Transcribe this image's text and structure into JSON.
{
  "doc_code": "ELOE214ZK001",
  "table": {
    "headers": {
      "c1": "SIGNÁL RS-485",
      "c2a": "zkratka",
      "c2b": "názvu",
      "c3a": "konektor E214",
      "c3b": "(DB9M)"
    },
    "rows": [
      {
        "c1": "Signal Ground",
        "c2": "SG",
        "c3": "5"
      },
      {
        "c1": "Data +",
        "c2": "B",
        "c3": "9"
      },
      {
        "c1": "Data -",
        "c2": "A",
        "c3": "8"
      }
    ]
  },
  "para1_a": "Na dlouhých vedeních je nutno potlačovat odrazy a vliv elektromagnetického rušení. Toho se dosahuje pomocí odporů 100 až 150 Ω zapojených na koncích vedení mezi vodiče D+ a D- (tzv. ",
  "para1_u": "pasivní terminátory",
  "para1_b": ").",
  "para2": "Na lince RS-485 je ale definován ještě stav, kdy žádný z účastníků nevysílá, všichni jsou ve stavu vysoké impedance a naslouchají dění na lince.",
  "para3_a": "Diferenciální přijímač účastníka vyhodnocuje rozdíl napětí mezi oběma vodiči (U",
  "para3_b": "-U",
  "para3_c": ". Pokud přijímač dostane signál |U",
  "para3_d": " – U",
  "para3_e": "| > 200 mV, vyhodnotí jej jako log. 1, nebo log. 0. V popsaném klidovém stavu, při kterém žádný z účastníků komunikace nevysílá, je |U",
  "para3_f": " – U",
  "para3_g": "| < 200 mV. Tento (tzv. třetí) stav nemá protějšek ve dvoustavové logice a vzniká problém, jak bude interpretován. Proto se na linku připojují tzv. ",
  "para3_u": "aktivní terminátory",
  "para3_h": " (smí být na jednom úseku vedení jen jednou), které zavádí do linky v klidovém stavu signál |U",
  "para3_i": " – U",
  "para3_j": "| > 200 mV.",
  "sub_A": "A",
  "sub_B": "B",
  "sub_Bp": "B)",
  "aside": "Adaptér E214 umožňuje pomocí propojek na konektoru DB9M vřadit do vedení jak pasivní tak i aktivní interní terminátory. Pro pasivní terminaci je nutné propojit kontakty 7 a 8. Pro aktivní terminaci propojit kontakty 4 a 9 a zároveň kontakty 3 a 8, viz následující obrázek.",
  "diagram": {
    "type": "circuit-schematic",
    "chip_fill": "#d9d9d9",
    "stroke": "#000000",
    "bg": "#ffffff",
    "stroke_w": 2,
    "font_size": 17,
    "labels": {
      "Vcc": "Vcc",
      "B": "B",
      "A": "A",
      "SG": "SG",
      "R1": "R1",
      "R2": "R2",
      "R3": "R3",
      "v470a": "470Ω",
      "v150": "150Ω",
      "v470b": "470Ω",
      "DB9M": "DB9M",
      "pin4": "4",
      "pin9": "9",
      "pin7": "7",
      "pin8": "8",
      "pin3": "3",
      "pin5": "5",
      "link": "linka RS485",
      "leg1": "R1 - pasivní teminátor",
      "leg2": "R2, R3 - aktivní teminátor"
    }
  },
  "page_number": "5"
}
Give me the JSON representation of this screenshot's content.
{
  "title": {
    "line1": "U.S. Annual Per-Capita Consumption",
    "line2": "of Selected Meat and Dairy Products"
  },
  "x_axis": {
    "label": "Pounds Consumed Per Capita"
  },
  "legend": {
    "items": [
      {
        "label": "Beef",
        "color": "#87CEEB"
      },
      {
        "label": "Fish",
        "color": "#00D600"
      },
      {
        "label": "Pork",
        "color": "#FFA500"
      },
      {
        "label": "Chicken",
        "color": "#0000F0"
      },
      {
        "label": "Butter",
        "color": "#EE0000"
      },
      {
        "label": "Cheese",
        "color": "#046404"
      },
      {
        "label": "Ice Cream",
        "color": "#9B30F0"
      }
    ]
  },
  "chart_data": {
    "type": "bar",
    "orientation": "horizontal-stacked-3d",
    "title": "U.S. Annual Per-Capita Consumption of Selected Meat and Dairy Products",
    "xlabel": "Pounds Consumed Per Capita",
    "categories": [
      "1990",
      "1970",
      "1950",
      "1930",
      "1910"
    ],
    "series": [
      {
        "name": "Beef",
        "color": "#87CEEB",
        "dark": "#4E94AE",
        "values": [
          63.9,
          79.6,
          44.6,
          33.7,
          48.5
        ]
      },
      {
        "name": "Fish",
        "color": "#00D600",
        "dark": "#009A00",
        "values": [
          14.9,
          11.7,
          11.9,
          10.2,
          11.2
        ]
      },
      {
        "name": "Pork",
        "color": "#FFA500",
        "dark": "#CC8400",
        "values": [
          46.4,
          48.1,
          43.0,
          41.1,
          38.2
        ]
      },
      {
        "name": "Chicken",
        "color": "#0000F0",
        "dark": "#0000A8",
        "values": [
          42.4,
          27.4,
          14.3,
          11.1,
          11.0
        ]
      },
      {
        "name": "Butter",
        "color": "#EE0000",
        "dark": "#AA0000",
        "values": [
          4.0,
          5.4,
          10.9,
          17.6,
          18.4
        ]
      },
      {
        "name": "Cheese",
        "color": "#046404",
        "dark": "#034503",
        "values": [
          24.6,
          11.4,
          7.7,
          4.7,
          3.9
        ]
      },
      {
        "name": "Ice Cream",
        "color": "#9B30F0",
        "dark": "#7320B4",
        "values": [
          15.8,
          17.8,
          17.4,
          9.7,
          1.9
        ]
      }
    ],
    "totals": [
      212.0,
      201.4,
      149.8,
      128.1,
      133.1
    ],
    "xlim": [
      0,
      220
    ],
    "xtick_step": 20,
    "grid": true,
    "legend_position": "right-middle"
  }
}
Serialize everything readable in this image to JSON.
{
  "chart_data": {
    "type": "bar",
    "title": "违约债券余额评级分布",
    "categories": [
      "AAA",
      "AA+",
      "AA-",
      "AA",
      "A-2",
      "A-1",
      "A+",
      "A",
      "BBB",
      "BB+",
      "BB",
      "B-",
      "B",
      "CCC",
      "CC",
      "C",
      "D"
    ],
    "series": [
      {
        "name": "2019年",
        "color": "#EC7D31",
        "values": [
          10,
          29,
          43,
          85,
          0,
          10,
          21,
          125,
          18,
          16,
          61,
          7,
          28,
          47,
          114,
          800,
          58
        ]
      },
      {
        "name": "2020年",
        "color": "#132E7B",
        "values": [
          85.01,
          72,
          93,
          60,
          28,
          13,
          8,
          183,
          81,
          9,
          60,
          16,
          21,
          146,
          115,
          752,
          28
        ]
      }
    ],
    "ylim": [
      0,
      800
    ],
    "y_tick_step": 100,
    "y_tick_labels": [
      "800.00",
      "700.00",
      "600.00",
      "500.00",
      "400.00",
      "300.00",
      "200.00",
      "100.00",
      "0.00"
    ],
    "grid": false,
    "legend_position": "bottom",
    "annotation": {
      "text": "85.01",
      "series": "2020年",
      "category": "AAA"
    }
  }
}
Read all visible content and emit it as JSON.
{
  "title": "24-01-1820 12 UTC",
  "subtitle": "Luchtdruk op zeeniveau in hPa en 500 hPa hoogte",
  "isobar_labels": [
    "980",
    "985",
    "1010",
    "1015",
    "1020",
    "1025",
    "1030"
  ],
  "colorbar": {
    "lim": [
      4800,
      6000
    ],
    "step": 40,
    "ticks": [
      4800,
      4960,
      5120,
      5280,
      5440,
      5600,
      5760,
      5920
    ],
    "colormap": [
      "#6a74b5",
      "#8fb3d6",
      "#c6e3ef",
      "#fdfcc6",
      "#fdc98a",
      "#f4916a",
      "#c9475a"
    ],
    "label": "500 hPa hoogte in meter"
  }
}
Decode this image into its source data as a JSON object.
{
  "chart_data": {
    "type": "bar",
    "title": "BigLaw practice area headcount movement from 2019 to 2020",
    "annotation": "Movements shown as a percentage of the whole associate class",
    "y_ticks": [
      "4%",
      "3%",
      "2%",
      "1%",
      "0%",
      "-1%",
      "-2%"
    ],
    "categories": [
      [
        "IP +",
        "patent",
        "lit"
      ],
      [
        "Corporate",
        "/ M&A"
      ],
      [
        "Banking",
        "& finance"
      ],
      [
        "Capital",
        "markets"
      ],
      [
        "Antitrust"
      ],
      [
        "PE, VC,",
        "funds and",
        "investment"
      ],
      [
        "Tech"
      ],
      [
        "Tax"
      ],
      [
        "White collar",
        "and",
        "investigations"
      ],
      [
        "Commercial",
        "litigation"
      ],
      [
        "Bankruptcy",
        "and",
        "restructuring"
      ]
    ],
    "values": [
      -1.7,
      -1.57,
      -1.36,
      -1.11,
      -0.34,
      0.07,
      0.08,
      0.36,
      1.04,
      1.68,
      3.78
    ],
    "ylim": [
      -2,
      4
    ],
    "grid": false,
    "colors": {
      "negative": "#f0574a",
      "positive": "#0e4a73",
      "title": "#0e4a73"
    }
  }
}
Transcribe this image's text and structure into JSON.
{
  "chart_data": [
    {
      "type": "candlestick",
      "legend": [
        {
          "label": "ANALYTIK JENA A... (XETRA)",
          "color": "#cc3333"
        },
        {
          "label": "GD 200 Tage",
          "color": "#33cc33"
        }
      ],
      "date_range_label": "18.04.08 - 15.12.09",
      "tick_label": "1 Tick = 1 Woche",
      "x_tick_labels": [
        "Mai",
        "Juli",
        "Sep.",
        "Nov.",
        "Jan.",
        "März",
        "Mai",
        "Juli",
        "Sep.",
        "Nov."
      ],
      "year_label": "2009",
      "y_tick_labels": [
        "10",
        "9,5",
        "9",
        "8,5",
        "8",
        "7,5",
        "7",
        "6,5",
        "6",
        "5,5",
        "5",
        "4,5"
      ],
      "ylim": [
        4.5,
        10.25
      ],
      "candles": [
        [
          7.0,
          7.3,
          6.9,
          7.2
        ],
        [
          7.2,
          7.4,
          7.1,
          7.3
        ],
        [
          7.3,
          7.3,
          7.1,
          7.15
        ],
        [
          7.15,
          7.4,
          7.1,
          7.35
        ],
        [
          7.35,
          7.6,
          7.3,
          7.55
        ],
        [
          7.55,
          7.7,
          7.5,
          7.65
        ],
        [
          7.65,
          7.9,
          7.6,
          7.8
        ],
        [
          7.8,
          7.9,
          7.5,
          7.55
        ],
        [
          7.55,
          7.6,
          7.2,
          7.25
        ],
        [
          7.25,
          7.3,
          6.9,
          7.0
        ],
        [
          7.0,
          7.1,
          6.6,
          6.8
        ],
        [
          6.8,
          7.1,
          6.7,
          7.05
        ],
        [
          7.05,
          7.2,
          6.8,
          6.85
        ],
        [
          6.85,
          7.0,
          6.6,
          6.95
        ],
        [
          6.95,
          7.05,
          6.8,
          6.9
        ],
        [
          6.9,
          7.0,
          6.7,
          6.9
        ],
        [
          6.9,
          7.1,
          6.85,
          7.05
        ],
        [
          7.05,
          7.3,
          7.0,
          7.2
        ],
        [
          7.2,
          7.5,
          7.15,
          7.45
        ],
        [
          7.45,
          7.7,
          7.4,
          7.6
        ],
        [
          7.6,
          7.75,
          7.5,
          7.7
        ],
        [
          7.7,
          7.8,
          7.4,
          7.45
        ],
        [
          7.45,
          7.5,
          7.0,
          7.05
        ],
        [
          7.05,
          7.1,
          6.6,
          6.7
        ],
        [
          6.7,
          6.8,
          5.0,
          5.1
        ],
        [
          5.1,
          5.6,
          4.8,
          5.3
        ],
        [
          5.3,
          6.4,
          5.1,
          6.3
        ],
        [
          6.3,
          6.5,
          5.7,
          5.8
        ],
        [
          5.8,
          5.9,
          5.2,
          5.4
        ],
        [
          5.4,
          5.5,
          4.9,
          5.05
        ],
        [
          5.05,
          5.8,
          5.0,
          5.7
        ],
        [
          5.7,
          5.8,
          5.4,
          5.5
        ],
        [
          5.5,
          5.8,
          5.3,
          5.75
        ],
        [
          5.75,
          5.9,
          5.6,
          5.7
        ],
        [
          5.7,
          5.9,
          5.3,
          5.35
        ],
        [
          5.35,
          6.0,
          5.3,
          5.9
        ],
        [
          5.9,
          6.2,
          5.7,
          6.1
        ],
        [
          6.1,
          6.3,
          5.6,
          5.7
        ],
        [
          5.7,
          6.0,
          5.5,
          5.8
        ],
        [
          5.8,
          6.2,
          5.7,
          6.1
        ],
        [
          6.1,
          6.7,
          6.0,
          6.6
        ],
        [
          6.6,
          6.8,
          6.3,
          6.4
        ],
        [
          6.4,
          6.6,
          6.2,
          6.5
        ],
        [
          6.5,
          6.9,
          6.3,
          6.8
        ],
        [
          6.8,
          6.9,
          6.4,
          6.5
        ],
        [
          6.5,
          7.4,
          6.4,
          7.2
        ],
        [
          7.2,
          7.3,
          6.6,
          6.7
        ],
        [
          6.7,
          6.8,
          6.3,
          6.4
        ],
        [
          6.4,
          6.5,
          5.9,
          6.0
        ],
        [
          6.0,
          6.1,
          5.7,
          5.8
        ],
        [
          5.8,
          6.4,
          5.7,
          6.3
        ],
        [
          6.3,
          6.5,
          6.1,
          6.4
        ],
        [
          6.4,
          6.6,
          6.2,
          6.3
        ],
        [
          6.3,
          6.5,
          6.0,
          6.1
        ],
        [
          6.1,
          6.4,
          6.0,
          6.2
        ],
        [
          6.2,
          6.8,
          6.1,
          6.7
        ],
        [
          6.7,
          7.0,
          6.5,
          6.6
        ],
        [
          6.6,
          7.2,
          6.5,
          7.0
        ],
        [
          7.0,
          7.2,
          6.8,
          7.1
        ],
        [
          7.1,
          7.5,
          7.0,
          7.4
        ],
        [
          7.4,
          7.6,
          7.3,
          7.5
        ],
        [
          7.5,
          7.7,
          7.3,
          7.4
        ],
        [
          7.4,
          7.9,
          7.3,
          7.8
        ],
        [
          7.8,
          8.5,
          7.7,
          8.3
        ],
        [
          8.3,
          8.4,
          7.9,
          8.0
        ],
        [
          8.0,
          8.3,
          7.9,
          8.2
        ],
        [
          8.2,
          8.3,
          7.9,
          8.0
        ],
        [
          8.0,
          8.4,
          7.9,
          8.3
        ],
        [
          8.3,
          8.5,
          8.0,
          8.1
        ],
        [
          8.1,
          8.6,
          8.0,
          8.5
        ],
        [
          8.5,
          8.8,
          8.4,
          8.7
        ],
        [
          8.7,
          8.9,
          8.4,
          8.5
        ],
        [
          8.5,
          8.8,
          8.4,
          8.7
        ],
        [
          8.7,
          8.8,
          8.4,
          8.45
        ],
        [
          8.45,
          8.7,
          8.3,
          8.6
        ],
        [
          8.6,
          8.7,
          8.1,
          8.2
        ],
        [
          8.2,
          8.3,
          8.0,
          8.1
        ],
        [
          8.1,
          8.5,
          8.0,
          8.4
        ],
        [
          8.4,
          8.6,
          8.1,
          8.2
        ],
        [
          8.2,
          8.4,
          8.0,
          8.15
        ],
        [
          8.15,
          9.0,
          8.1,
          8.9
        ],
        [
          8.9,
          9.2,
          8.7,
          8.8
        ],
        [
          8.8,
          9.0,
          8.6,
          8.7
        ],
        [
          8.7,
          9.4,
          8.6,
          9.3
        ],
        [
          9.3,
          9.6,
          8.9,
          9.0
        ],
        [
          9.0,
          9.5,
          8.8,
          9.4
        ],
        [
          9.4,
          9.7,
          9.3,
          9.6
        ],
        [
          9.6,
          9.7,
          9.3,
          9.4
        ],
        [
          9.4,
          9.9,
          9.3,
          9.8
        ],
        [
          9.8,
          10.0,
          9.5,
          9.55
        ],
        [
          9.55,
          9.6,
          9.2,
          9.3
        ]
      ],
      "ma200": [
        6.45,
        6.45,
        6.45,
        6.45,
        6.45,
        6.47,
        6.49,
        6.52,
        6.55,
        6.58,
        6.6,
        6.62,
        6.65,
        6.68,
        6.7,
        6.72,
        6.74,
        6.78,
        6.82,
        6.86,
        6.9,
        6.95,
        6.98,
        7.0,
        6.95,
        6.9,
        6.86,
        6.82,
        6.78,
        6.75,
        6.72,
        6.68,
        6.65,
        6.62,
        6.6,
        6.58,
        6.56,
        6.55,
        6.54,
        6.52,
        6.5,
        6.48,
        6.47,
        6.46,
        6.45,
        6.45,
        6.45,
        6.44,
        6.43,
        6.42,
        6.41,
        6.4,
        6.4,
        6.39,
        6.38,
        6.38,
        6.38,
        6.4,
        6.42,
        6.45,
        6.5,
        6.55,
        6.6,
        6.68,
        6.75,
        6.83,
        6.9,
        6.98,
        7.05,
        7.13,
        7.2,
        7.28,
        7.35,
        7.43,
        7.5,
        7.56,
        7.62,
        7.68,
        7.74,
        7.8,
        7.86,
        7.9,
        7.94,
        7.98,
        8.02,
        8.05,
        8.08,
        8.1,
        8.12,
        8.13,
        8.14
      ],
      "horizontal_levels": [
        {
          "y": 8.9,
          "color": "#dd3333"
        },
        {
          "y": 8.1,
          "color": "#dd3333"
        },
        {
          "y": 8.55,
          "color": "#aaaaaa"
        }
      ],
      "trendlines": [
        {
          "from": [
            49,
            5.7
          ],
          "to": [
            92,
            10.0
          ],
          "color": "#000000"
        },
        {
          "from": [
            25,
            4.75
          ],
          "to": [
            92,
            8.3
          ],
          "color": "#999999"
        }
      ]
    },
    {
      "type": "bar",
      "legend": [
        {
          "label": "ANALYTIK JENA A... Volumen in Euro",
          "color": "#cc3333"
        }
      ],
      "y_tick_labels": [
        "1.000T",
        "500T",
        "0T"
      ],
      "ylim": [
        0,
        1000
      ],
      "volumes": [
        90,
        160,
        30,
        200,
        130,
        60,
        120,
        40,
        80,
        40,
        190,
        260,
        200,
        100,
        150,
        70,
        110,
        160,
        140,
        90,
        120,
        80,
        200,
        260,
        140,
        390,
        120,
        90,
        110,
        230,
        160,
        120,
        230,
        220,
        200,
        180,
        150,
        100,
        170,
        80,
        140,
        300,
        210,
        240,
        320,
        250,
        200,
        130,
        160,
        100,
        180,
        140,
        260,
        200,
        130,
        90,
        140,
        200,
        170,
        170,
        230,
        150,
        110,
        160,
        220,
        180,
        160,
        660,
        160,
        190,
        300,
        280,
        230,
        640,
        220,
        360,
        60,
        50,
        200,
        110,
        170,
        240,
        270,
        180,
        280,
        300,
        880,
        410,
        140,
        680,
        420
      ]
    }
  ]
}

###

Aim of the exercise: From the records given above, copy all lines containing "Consumed".

Output below:
    "label": "Pounds Consumed Per Capita"
    "xlabel": "Pounds Consumed Per Capita",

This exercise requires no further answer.